Problem requirements: Everything from the line containing "Convert this screenshot" through the last line of the records must be returned verbatim, and nothing outside that range.

Information supplied:
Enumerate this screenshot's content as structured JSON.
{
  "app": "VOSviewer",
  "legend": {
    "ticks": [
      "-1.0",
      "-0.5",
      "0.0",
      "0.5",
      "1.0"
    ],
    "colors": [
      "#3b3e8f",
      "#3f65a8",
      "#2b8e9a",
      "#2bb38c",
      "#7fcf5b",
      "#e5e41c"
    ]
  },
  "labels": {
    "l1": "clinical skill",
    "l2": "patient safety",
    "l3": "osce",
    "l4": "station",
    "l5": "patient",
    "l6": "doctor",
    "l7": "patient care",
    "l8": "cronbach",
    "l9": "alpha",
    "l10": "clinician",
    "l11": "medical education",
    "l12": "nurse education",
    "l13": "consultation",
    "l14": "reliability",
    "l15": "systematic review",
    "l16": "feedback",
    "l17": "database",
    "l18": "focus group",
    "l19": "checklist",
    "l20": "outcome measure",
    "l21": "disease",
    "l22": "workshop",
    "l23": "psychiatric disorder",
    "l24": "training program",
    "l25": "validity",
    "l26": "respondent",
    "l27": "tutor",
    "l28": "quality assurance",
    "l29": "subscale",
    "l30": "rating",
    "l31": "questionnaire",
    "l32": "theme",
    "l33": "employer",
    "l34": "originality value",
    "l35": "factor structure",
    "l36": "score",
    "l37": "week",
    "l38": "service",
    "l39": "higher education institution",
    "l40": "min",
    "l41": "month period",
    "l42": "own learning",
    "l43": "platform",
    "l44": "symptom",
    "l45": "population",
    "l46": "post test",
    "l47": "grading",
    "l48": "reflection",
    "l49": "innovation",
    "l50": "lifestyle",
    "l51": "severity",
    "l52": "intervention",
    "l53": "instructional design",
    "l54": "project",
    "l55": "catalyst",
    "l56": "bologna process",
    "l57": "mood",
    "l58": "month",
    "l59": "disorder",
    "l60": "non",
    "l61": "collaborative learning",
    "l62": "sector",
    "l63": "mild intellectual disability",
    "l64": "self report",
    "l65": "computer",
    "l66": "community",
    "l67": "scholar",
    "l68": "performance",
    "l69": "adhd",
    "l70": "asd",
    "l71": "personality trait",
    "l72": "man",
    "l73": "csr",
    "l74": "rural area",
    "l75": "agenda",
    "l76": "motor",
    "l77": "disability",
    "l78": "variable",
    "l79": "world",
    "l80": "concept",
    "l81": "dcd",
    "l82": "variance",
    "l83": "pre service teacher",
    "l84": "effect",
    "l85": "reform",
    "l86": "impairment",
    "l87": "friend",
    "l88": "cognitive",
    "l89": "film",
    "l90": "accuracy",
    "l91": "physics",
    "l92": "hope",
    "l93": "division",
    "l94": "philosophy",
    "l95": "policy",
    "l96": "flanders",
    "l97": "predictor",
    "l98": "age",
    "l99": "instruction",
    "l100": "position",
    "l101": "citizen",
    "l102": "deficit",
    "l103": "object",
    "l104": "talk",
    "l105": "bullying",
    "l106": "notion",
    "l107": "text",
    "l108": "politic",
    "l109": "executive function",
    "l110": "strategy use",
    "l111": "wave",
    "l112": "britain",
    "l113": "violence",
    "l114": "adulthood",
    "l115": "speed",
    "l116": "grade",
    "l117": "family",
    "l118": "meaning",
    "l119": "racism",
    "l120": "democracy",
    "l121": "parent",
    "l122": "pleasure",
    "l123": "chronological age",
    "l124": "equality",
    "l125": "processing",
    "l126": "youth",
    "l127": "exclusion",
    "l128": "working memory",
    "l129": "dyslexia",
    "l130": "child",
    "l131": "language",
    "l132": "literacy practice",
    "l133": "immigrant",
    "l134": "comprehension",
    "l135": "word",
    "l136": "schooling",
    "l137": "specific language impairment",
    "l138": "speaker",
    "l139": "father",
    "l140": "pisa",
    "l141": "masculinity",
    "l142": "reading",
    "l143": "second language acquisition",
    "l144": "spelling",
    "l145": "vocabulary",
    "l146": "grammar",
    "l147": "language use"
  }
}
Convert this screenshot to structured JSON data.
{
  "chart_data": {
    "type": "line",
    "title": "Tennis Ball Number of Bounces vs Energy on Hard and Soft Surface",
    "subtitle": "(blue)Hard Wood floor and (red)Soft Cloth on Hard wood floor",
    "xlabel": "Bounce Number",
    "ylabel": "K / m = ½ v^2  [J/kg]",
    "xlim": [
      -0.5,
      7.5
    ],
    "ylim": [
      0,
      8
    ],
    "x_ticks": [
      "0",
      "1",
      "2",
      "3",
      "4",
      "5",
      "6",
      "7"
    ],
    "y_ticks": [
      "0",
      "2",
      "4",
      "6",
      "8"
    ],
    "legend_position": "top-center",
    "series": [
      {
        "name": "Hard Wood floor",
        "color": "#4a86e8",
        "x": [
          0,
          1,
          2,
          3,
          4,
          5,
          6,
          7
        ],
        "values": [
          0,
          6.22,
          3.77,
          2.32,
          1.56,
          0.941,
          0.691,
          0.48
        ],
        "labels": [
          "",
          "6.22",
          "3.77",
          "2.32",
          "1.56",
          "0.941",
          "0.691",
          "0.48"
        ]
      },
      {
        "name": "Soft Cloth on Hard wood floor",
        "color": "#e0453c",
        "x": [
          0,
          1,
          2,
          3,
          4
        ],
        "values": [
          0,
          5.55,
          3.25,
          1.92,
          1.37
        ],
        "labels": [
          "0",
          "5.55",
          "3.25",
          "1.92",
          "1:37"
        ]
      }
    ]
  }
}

Final answer:
Convert this screenshot to structured JSON data.
{
  "chart_data": {
    "type": "line",
    "title": "Tennis Ball Number of Bounces vs Energy on Hard and Soft Surface",
    "subtitle": "(blue)Hard Wood floor and (red)Soft Cloth on Hard wood floor",
    "xlabel": "Bounce Number",
    "ylabel": "K / m = ½ v^2  [J/kg]",
    "xlim": [
      -0.5,
      7.5
    ],
    "ylim": [
      0,
      8
    ],
    "x_ticks": [
      "0",
      "1",
      "2",
      "3",
      "4",
      "5",
      "6",
      "7"
    ],
    "y_ticks": [
      "0",
      "2",
      "4",
      "6",
      "8"
    ],
    "legend_position": "top-center",
    "series": [
      {
        "name": "Hard Wood floor",
        "color": "#4a86e8",
        "x": [
          0,
          1,
          2,
          3,
          4,
          5,
          6,
          7
        ],
        "values": [
          0,
          6.22,
          3.77,
          2.32,
          1.56,
          0.941,
          0.691,
          0.48
        ],
        "labels": [
          "",
          "6.22",
          "3.77",
          "2.32",
          "1.56",
          "0.941",
          "0.691",
          "0.48"
        ]
      },
      {
        "name": "Soft Cloth on Hard wood floor",
        "color": "#e0453c",
        "x": [
          0,
          1,
          2,
          3,
          4
        ],
        "values": [
          0,
          5.55,
          3.25,
          1.92,
          1.37
        ],
        "labels": [
          "0",
          "5.55",
          "3.25",
          "1.92",
          "1:37"
        ]
      }
    ]
  }
}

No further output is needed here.